● **OBJECTIVE**:
Would you quote every entry exactly, dropping only the pictures?

● **STORED ROWS**:
##############################

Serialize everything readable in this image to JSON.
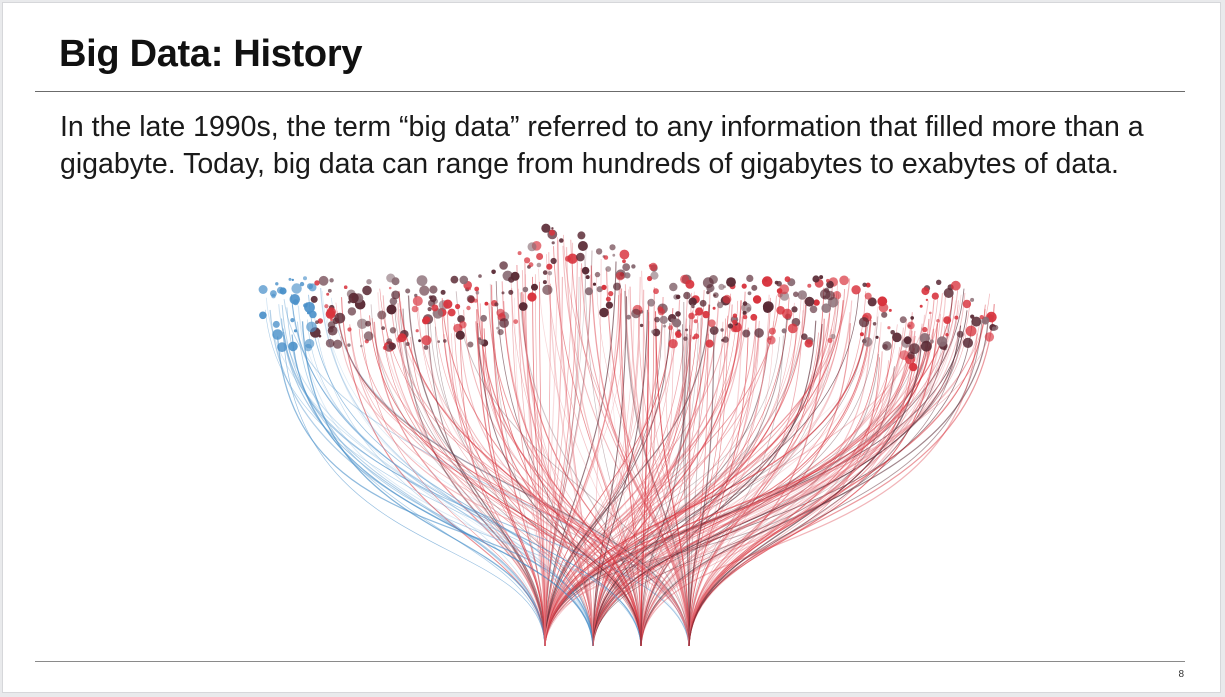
{
  "slide": {
    "title": "Big Data: History",
    "body": "In the late 1990s, the term “big data” referred to any information that filled more than a gigabyte. Today, big data can range from hundreds of gigabytes to exabytes of data.",
    "page_number": "8"
  },
  "visual": {
    "description_icon": "network-bundle-visualization",
    "colors": {
      "blue": "#4a90c9",
      "red": "#d8333d",
      "dark": "#5a2a35",
      "light_red": "#e8858d"
    }
  }
}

##############################

● **WRITTEN REPLY**:
Serialize everything readable in this image to JSON.
{
  "slide": {
    "title": "Big Data: History",
    "body": "In the late 1990s, the term “big data” referred to any information that filled more than a gigabyte. Today, big data can range from hundreds of gigabytes to exabytes of data.",
    "page_number": "8"
  },
  "visual": {
    "description_icon": "network-bundle-visualization",
    "colors": {
      "blue": "#4a90c9",
      "red": "#d8333d",
      "dark": "#5a2a35",
      "light_red": "#e8858d"
    }
  }
}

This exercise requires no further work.